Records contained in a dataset
..........

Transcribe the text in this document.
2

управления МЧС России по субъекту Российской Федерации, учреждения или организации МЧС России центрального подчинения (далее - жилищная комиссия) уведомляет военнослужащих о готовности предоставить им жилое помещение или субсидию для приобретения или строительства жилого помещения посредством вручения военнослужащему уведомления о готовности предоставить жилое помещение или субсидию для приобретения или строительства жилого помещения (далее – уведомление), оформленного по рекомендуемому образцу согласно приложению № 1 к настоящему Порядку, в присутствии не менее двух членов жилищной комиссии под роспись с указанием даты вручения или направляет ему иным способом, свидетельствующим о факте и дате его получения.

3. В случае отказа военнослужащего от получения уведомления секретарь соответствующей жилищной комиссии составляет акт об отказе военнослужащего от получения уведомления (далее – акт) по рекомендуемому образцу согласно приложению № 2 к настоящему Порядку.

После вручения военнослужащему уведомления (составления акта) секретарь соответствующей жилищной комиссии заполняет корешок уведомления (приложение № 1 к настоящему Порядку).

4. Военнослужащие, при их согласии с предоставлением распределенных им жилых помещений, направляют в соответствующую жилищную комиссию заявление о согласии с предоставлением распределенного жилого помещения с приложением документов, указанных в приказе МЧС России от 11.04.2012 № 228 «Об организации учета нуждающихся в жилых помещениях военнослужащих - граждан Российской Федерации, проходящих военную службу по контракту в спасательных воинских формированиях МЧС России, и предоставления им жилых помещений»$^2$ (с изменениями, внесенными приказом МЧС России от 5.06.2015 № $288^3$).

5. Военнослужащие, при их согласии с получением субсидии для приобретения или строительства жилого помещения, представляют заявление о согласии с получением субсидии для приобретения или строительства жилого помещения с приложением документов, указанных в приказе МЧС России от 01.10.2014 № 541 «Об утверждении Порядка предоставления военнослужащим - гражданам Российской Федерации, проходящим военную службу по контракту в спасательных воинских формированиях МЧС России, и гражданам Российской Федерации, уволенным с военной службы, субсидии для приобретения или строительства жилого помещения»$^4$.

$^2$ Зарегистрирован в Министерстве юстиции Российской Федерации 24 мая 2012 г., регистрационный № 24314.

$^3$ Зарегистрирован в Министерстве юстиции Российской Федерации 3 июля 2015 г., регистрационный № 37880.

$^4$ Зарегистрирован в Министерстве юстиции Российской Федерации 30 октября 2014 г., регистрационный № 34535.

..........

TASK TO COMPLETE: Lines that include the word "получения" — how many are there in the data? Answer with the number alone.

SOLUTION TO THE PROBLEM: 2